Last week I spoke at SydPHP, which was hilariously horrible due to my lack of public speaking skills.
During my Introduction to Laravel & Composer there was a very interesting question posted asking about an issue that he came across while developing a cron that was running on his server.
The process was set to be started every minute to go and process some data. The problem was he didn’t know how long it would take for the data to processed. Sometimes it could take five seconds, other times it could take five days.
To try and solve the problem, the process would attempt to block the PHP process by running by using the sem_acquire
function. This worked. That is, until the same process was launched multiple times and the request to acquire a semaphore would ultimately fail.
So, the first part of the problem is that semaphores like everything else to do with a computer have a limit to them. Semaphores are different to other methods of locking because they main purpose for existing is to control access to data when developing software that will be needing to access data from multiple threads (i.e., parallel programming).
Viewing semaphore limits can be done by the ipcs
command, which is provided by the util-linux-ng
package in RHEL and Arch Linux.
root@staging [~]# ipcs -ls
------ Semaphore Limits --------
max number of arrays = 128
max semaphores per array = 250
max semaphores system wide = 32000
max ops per semop call = 32
semaphore max value = 32767
A call to sem_get
will add one extra array into the kernel if the key has not already been used, which is fine, but the important part is that at least on RHEL, there is a limit of 250 semaphores per array. This means that after the 251th attempt, sem_acquire will fail to get a semaphore.

→ **Data provided**:
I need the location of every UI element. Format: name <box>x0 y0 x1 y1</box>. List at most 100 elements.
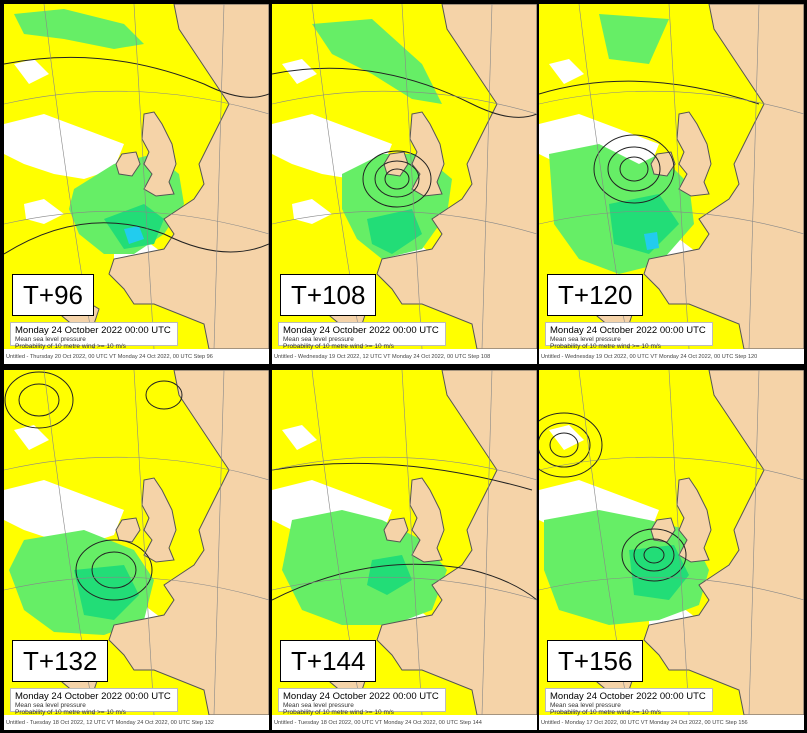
graticule-line <box>539 210 804 235</box>
graticule-line <box>272 210 537 235</box>
run-info-footer: Untitled - Wednesday 19 Oct 2022, 12 UTC… <box>274 354 491 360</box>
graticule-line <box>539 456 804 481</box>
run-info-footer: Untitled - Monday 17 Oct 2022, 00 UTC VT… <box>541 720 748 726</box>
wind-probability-area <box>282 510 447 625</box>
land-region <box>409 477 445 563</box>
forecast-panel-6[interactable]: T+156 Monday 24 October 2022 00:00 UTC M… <box>539 370 804 730</box>
land-region <box>676 111 712 197</box>
layer-mslp: Mean sea level pressure <box>15 336 86 343</box>
isobar-ring <box>633 538 675 572</box>
graticule-line <box>748 370 760 715</box>
graticule <box>272 4 537 349</box>
land-region <box>115 151 141 177</box>
forecast-panel-3[interactable]: T+120 Monday 24 October 2022 00:00 UTC M… <box>539 4 804 364</box>
layer-mslp: Mean sea level pressure <box>283 336 354 343</box>
isobar-ring <box>621 528 687 582</box>
isobar-line <box>272 67 537 118</box>
low-probability-area <box>549 59 584 84</box>
wind-probability-area <box>14 9 144 49</box>
valid-date: Monday 24 October 2022 00:00 UTC <box>283 325 439 336</box>
forecast-step-text: T+120 <box>558 280 633 310</box>
isobars <box>539 412 687 582</box>
isobar-ring <box>607 146 661 192</box>
isobars <box>539 80 760 204</box>
low-probability-area <box>4 114 124 179</box>
graticule-line <box>133 4 155 349</box>
land-region <box>383 517 409 543</box>
graticule-line <box>4 210 269 235</box>
isobar-ring <box>539 422 591 468</box>
forecast-panel-4[interactable]: T+132 Monday 24 October 2022 00:00 UTC M… <box>4 370 269 730</box>
graticule-line <box>481 4 493 349</box>
forecast-panel-1[interactable]: T+96 Monday 24 October 2022 00:00 UTC Me… <box>4 4 269 364</box>
wind-probability-areas <box>282 510 447 625</box>
graticule-line <box>272 576 537 601</box>
run-info-footer: Untitled - Tuesday 18 Oct 2022, 00 UTC V… <box>274 720 482 726</box>
wind-probability-area <box>599 14 669 64</box>
isobar-line <box>539 80 760 105</box>
graticule-line <box>539 90 804 115</box>
land-region <box>141 477 177 563</box>
graticule-line <box>272 90 537 115</box>
layer-wind-prob: Probability of 10 metre wind >= 10 m/s <box>283 343 394 350</box>
wind-probability-areas <box>549 14 694 274</box>
isobar-ring <box>539 412 603 478</box>
run-info-footer: Untitled - Thursday 20 Oct 2022, 00 UTC … <box>6 354 213 360</box>
wind-probability-areas <box>9 530 154 635</box>
isobar-ring <box>619 156 649 182</box>
isobars <box>272 67 537 208</box>
land-region <box>676 477 712 563</box>
isobar-ring <box>549 432 579 458</box>
valid-date: Monday 24 October 2022 00:00 UTC <box>550 691 706 702</box>
forecast-panel-2[interactable]: T+108 Monday 24 October 2022 00:00 UTC M… <box>272 4 537 364</box>
land-region <box>141 111 177 197</box>
isobar-ring <box>18 383 60 417</box>
isobars <box>272 462 537 601</box>
run-info-footer: Untitled - Wednesday 19 Oct 2022, 00 UTC… <box>541 354 758 360</box>
forecast-step-label: T+156 <box>547 640 644 682</box>
isobar-line <box>272 563 537 601</box>
isobar-ring <box>145 380 183 410</box>
isobar-ring <box>4 371 74 429</box>
forecast-map <box>4 4 269 349</box>
valid-date: Monday 24 October 2022 00:00 UTC <box>15 691 171 702</box>
graticule-line <box>748 4 760 349</box>
low-probability-area <box>14 425 49 450</box>
forecast-step-label: T+120 <box>547 274 644 316</box>
low-probability-area <box>282 425 317 450</box>
valid-date: Monday 24 October 2022 00:00 UTC <box>283 691 439 702</box>
graticule-line <box>668 4 690 349</box>
graticule-line <box>401 370 423 715</box>
layer-wind-prob: Probability of 10 metre wind >= 10 m/s <box>283 709 394 716</box>
forecast-panel-5[interactable]: T+144 Monday 24 October 2022 00:00 UTC M… <box>272 370 537 730</box>
graticule-line <box>539 576 804 601</box>
isobar-ring <box>384 168 410 190</box>
forecast-step-text: T+132 <box>23 646 98 676</box>
low-probability-area <box>4 480 124 545</box>
isobar-ring <box>362 150 432 208</box>
forecast-step-label: T+144 <box>280 640 377 682</box>
land-region <box>409 111 445 197</box>
layer-mslp: Mean sea level pressure <box>550 702 621 709</box>
forecast-step-label: T+96 <box>12 274 94 316</box>
graticule-line <box>4 90 269 115</box>
isobars <box>4 56 269 255</box>
graticule-line <box>272 456 537 481</box>
map-legend-box: Monday 24 October 2022 00:00 UTC Mean se… <box>545 322 713 350</box>
forecast-step-label: T+108 <box>280 274 377 316</box>
wind-probability-area <box>609 194 679 254</box>
valid-date: Monday 24 October 2022 00:00 UTC <box>550 325 706 336</box>
layer-mslp: Mean sea level pressure <box>15 702 86 709</box>
isobars <box>4 371 183 601</box>
wind-probability-area <box>124 226 144 244</box>
isobar-line <box>272 462 533 491</box>
forecast-step-label: T+132 <box>12 640 109 682</box>
forecast-step-text: T+96 <box>23 280 83 310</box>
low-probability-area <box>282 59 317 84</box>
map-legend-box: Monday 24 October 2022 00:00 UTC Mean se… <box>10 688 178 716</box>
layer-mslp: Mean sea level pressure <box>283 702 354 709</box>
isobar-ring <box>91 551 137 589</box>
wind-probability-area <box>367 209 422 254</box>
map-legend-box: Monday 24 October 2022 00:00 UTC Mean se… <box>545 688 713 716</box>
wind-probability-area <box>644 232 659 250</box>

→ **Problems to solve**:
a: In the semaphore article, which package provides the command used to view semaphore limits?
b: Repeat the passage of the semaphore article between "Last week I" and "would ultimately fail.", inclusive.

→ **Answers in order**:
a: The util-linux-ng package.

b:
Last week I spoke at SydPHP, which was hilariously horrible due to my lack of public speaking skills.
During my Introduction to Laravel & Composer there was a very interesting question posted asking about an issue that he came across while developing a cron that was running on his server.
The process was set to be started every minute to go and process some data. The problem was he didn’t know how long it would take for the data to processed. Sometimes it could take five seconds, other times it could take five days.
To try and solve the problem, the process would attempt to block the PHP process by running by using the sem_acquire
function. This worked. That is, until the same process was launched multiple times and the request to acquire a semaphore would ultimately fail.